§ **What is required**:
Could you write out every record below exactly, leaving out any pictures?

§ **Dataset excerpts**:
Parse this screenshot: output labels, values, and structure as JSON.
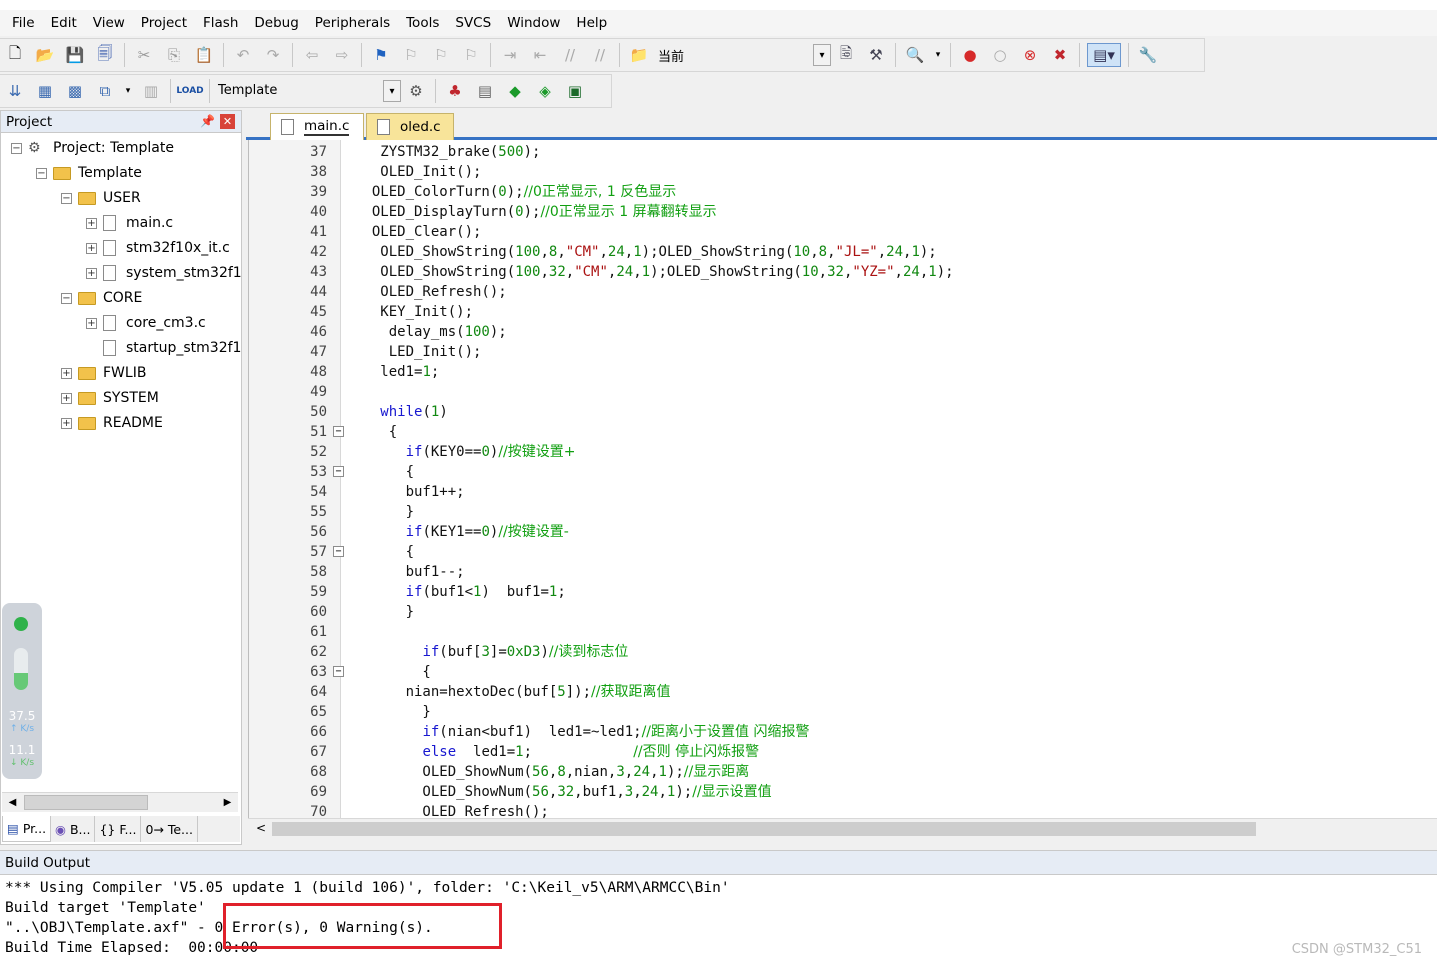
{
  "menu": [
    "File",
    "Edit",
    "View",
    "Project",
    "Flash",
    "Debug",
    "Peripherals",
    "Tools",
    "SVCS",
    "Window",
    "Help"
  ],
  "toolbar": {
    "find_combo_value": "当前",
    "target_combo_value": "Template"
  },
  "project_panel": {
    "title": "Project",
    "tree": [
      {
        "label": "Project: Template"
      },
      {
        "label": "Template"
      },
      {
        "label": "USER"
      },
      {
        "label": "main.c"
      },
      {
        "label": "stm32f10x_it.c"
      },
      {
        "label": "system_stm32f1"
      },
      {
        "label": "CORE"
      },
      {
        "label": "core_cm3.c"
      },
      {
        "label": "startup_stm32f1"
      },
      {
        "label": "FWLIB"
      },
      {
        "label": "SYSTEM"
      },
      {
        "label": "README"
      }
    ],
    "bottom_tabs": [
      "Pr...",
      "B...",
      "{} F...",
      "0→ Te..."
    ]
  },
  "net_widget": {
    "up_value": "37.5",
    "up_unit": "K/s",
    "down_value": "11.1",
    "down_unit": "K/s"
  },
  "editor": {
    "tabs": [
      "main.c",
      "oled.c"
    ],
    "active_tab": "main.c"
  },
  "build_output": {
    "title": "Build Output",
    "lines": [
      "*** Using Compiler 'V5.05 update 1 (build 106)', folder: 'C:\\Keil_v5\\ARM\\ARMCC\\Bin'",
      "Build target 'Template'",
      "\"..\\OBJ\\Template.axf\" - 0 Error(s), 0 Warning(s).",
      "Build Time Elapsed:  00:00:00"
    ]
  },
  "watermark": "CSDN @STM32_C51",
  "colors": {
    "keyword": "#1818d0",
    "number": "#118811",
    "comment": "#119f11",
    "string": "#aa1111",
    "highlight_box": "#e0202a"
  }
}
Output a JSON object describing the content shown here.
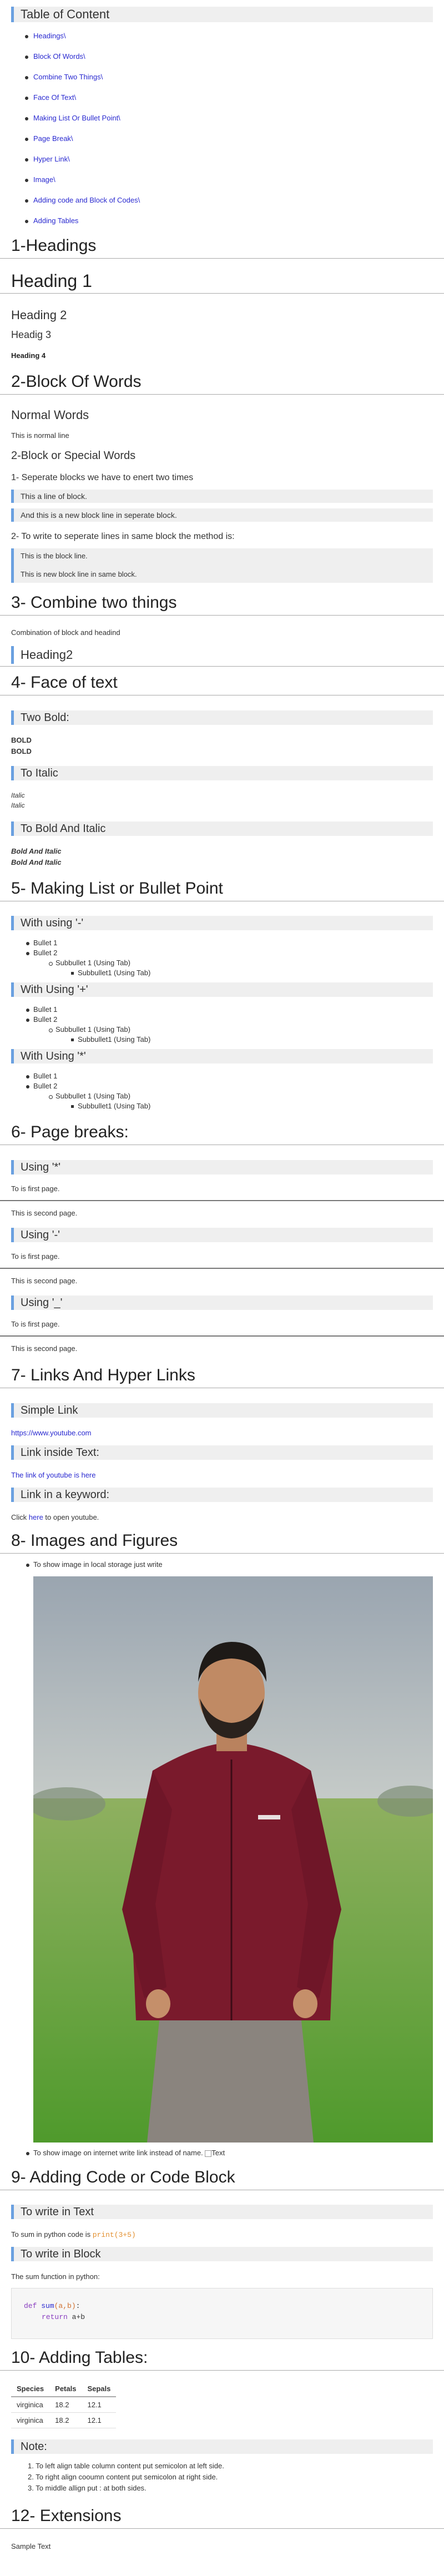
{
  "toc": {
    "title": "Table of Content",
    "items": [
      "Headings\\",
      "Block Of Words\\",
      "Combine Two Things\\",
      "Face Of Text\\",
      "Making List Or Bullet Point\\",
      "Page Break\\",
      "Hyper Link\\",
      "Image\\",
      "Adding code and Block of Codes\\",
      "Adding Tables"
    ]
  },
  "headings": {
    "title": "1-Headings",
    "h1": "Heading 1",
    "h2": "Heading 2",
    "h3": "Headig 3",
    "h4": "Heading 4"
  },
  "block_words": {
    "title": "2-Block Of Words",
    "normal_heading": "Normal Words",
    "normal_text": "This is normal line",
    "special_heading": "2-Block or Special Words",
    "step1": "1- Seperate blocks we have to enert two times",
    "block1": "This a line of block.",
    "block2": "And this is a new block line in seperate block.",
    "step2": "2- To write to seperate lines in same block the method is:",
    "block3a": "This is the block line.",
    "block3b": "This is new block line in same block."
  },
  "combine": {
    "title": "3- Combine two things",
    "text": "Combination of block and headind",
    "heading2": "Heading2"
  },
  "face": {
    "title": "4- Face of text",
    "two_bold": "Two Bold:",
    "bold": "BOLD",
    "italic_heading": "To Italic",
    "italic": "Italic",
    "bold_italic_heading": "To Bold And Italic",
    "bold_italic": "Bold And Italic"
  },
  "lists": {
    "title": "5- Making List or Bullet Point",
    "dash_heading": "With using '-'",
    "plus_heading": "With Using '+'",
    "star_heading": "With Using '*'",
    "bullet1": "Bullet 1",
    "bullet2": "Bullet 2",
    "sub1": "Subbullet 1 (Using Tab)",
    "sub2": "Subbullet1 (Using Tab)"
  },
  "breaks": {
    "title": "6- Page breaks:",
    "star": "Using '*'",
    "dash": "Using '-'",
    "underscore": "Using '_'",
    "first": "To is first page.",
    "second": "This is second page."
  },
  "links": {
    "title": "7- Links And Hyper Links",
    "simple": "Simple Link",
    "url": "https://www.youtube.com",
    "inside": "Link inside Text:",
    "inside_text": "The link of youtube is here",
    "keyword": "Link in a keyword:",
    "click": "Click ",
    "here": "here",
    "rest": " to open youtube."
  },
  "images": {
    "title": "8- Images and Figures",
    "local": "To show image in local storage just write",
    "internet": "To show image on internet write link instead of name.",
    "alt": "Text"
  },
  "code": {
    "title": "9- Adding Code or Code Block",
    "in_text": "To write in Text",
    "sum_text": "To sum in python code is ",
    "inline": "print(3+5)",
    "in_block": "To write in Block",
    "fn_text": "The sum function in python:",
    "line1_kw": "def",
    "line1_fn": "sum",
    "line1_args": "(a,b)",
    "line1_end": ":",
    "line2_kw": "return",
    "line2_expr": "a+b"
  },
  "tables": {
    "title": "10- Adding Tables:",
    "headers": [
      "Species",
      "Petals",
      "Sepals"
    ],
    "rows": [
      [
        "virginica",
        "18.2",
        "12.1"
      ],
      [
        "virginica",
        "18.2",
        "12.1"
      ]
    ],
    "note": "Note:",
    "notes": [
      "To left align table column content put semicolon at left side.",
      "To right align cooumn content put semicolon at right side.",
      "To middle allign put : at both sides."
    ]
  },
  "extensions": {
    "title": "12- Extensions",
    "text": "Sample Text"
  },
  "colors": {
    "accent": "#6aa0e0",
    "link": "#2a2ad0",
    "band": "#efefef"
  }
}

§ **Written reply**:
Parse this screenshot: output labels, values, and structure as JSON.
{
  "menu": [
    "File",
    "Edit",
    "View",
    "Project",
    "Flash",
    "Debug",
    "Peripherals",
    "Tools",
    "SVCS",
    "Window",
    "Help"
  ],
  "toolbar": {
    "find_combo_value": "当前",
    "target_combo_value": "Template"
  },
  "project_panel": {
    "title": "Project",
    "tree": [
      {
        "label": "Project: Template"
      },
      {
        "label": "Template"
      },
      {
        "label": "USER"
      },
      {
        "label": "main.c"
      },
      {
        "label": "stm32f10x_it.c"
      },
      {
        "label": "system_stm32f1"
      },
      {
        "label": "CORE"
      },
      {
        "label": "core_cm3.c"
      },
      {
        "label": "startup_stm32f1"
      },
      {
        "label": "FWLIB"
      },
      {
        "label": "SYSTEM"
      },
      {
        "label": "README"
      }
    ],
    "bottom_tabs": [
      "Pr...",
      "B...",
      "{} F...",
      "0→ Te..."
    ]
  },
  "net_widget": {
    "up_value": "37.5",
    "up_unit": "K/s",
    "down_value": "11.1",
    "down_unit": "K/s"
  },
  "editor": {
    "tabs": [
      "main.c",
      "oled.c"
    ],
    "active_tab": "main.c"
  },
  "build_output": {
    "title": "Build Output",
    "lines": [
      "*** Using Compiler 'V5.05 update 1 (build 106)', folder: 'C:\\Keil_v5\\ARM\\ARMCC\\Bin'",
      "Build target 'Template'",
      "\"..\\OBJ\\Template.axf\" - 0 Error(s), 0 Warning(s).",
      "Build Time Elapsed:  00:00:00"
    ]
  },
  "watermark": "CSDN @STM32_C51",
  "colors": {
    "keyword": "#1818d0",
    "number": "#118811",
    "comment": "#119f11",
    "string": "#aa1111",
    "highlight_box": "#e0202a"
  }
}
Output a JSON object describing the content shown here.
{
  "toc": {
    "title": "Table of Content",
    "items": [
      "Headings\\",
      "Block Of Words\\",
      "Combine Two Things\\",
      "Face Of Text\\",
      "Making List Or Bullet Point\\",
      "Page Break\\",
      "Hyper Link\\",
      "Image\\",
      "Adding code and Block of Codes\\",
      "Adding Tables"
    ]
  },
  "headings": {
    "title": "1-Headings",
    "h1": "Heading 1",
    "h2": "Heading 2",
    "h3": "Headig 3",
    "h4": "Heading 4"
  },
  "block_words": {
    "title": "2-Block Of Words",
    "normal_heading": "Normal Words",
    "normal_text": "This is normal line",
    "special_heading": "2-Block or Special Words",
    "step1": "1- Seperate blocks we have to enert two times",
    "block1": "This a line of block.",
    "block2": "And this is a new block line in seperate block.",
    "step2": "2- To write to seperate lines in same block the method is:",
    "block3a": "This is the block line.",
    "block3b": "This is new block line in same block."
  },
  "combine": {
    "title": "3- Combine two things",
    "text": "Combination of block and headind",
    "heading2": "Heading2"
  },
  "face": {
    "title": "4- Face of text",
    "two_bold": "Two Bold:",
    "bold": "BOLD",
    "italic_heading": "To Italic",
    "italic": "Italic",
    "bold_italic_heading": "To Bold And Italic",
    "bold_italic": "Bold And Italic"
  },
  "lists": {
    "title": "5- Making List or Bullet Point",
    "dash_heading": "With using '-'",
    "plus_heading": "With Using '+'",
    "star_heading": "With Using '*'",
    "bullet1": "Bullet 1",
    "bullet2": "Bullet 2",
    "sub1": "Subbullet 1 (Using Tab)",
    "sub2": "Subbullet1 (Using Tab)"
  },
  "breaks": {
    "title": "6- Page breaks:",
    "star": "Using '*'",
    "dash": "Using '-'",
    "underscore": "Using '_'",
    "first": "To is first page.",
    "second": "This is second page."
  },
  "links": {
    "title": "7- Links And Hyper Links",
    "simple": "Simple Link",
    "url": "https://www.youtube.com",
    "inside": "Link inside Text:",
    "inside_text": "The link of youtube is here",
    "keyword": "Link in a keyword:",
    "click": "Click ",
    "here": "here",
    "rest": " to open youtube."
  },
  "images": {
    "title": "8- Images and Figures",
    "local": "To show image in local storage just write",
    "internet": "To show image on internet write link instead of name.",
    "alt": "Text"
  },
  "code": {
    "title": "9- Adding Code or Code Block",
    "in_text": "To write in Text",
    "sum_text": "To sum in python code is ",
    "inline": "print(3+5)",
    "in_block": "To write in Block",
    "fn_text": "The sum function in python:",
    "line1_kw": "def",
    "line1_fn": "sum",
    "line1_args": "(a,b)",
    "line1_end": ":",
    "line2_kw": "return",
    "line2_expr": "a+b"
  },
  "tables": {
    "title": "10- Adding Tables:",
    "headers": [
      "Species",
      "Petals",
      "Sepals"
    ],
    "rows": [
      [
        "virginica",
        "18.2",
        "12.1"
      ],
      [
        "virginica",
        "18.2",
        "12.1"
      ]
    ],
    "note": "Note:",
    "notes": [
      "To left align table column content put semicolon at left side.",
      "To right align cooumn content put semicolon at right side.",
      "To middle allign put : at both sides."
    ]
  },
  "extensions": {
    "title": "12- Extensions",
    "text": "Sample Text"
  },
  "colors": {
    "accent": "#6aa0e0",
    "link": "#2a2ad0",
    "band": "#efefef"
  }
}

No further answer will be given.